## Given request
Provide an exact transcription of all the records.

☆ ☆ ☆

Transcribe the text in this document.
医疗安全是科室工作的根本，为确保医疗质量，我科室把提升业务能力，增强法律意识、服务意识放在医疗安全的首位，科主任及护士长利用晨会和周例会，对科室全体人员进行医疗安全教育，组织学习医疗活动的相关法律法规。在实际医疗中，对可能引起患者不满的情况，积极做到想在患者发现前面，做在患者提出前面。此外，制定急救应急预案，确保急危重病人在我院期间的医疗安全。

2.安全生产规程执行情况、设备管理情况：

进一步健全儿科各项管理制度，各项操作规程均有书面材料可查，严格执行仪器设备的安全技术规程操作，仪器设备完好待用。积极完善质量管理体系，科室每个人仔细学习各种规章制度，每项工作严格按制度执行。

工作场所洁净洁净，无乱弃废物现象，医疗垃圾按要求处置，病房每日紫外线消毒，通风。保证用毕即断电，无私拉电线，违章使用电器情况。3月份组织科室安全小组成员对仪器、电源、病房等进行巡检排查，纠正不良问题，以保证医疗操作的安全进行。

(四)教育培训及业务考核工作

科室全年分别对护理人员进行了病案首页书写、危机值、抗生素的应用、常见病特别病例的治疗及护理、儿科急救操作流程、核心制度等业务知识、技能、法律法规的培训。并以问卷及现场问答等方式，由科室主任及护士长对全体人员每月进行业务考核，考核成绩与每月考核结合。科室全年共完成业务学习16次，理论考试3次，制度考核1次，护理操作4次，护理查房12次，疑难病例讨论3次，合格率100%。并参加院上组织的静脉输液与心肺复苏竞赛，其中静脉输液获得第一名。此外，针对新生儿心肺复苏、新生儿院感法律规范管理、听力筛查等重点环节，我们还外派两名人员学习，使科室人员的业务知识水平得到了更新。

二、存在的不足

☆ ☆ ☆

## Exercise result
Transcribe the text in this document.
医疗安全是科室工作的根本，为确保医疗质量，我科室把提升业务能力，增强法律意识、服务意识放在医疗安全的首位，科主任及护士长利用晨会和周例会，对科室全体人员进行医疗安全教育，组织学习医疗活动的相关法律法规。在实际医疗中，对可能引起患者不满的情况，积极做到想在患者发现前面，做在患者提出前面。此外，制定急救应急预案，确保急危重病人在我院期间的医疗安全。

2.安全生产规程执行情况、设备管理情况：

进一步健全儿科各项管理制度，各项操作规程均有书面材料可查，严格执行仪器设备的安全技术规程操作，仪器设备完好待用。积极完善质量管理体系，科室每个人仔细学习各种规章制度，每项工作严格按制度执行。

工作场所洁净洁净，无乱弃废物现象，医疗垃圾按要求处置，病房每日紫外线消毒，通风。保证用毕即断电，无私拉电线，违章使用电器情况。3月份组织科室安全小组成员对仪器、电源、病房等进行巡检排查，纠正不良问题，以保证医疗操作的安全进行。

(四)教育培训及业务考核工作

科室全年分别对护理人员进行了病案首页书写、危机值、抗生素的应用、常见病特别病例的治疗及护理、儿科急救操作流程、核心制度等业务知识、技能、法律法规的培训。并以问卷及现场问答等方式，由科室主任及护士长对全体人员每月进行业务考核，考核成绩与每月考核结合。科室全年共完成业务学习16次，理论考试3次，制度考核1次，护理操作4次，护理查房12次，疑难病例讨论3次，合格率100%。并参加院上组织的静脉输液与心肺复苏竞赛，其中静脉输液获得第一名。此外，针对新生儿心肺复苏、新生儿院感法律规范管理、听力筛查等重点环节，我们还外派两名人员学习，使科室人员的业务知识水平得到了更新。

二、存在的不足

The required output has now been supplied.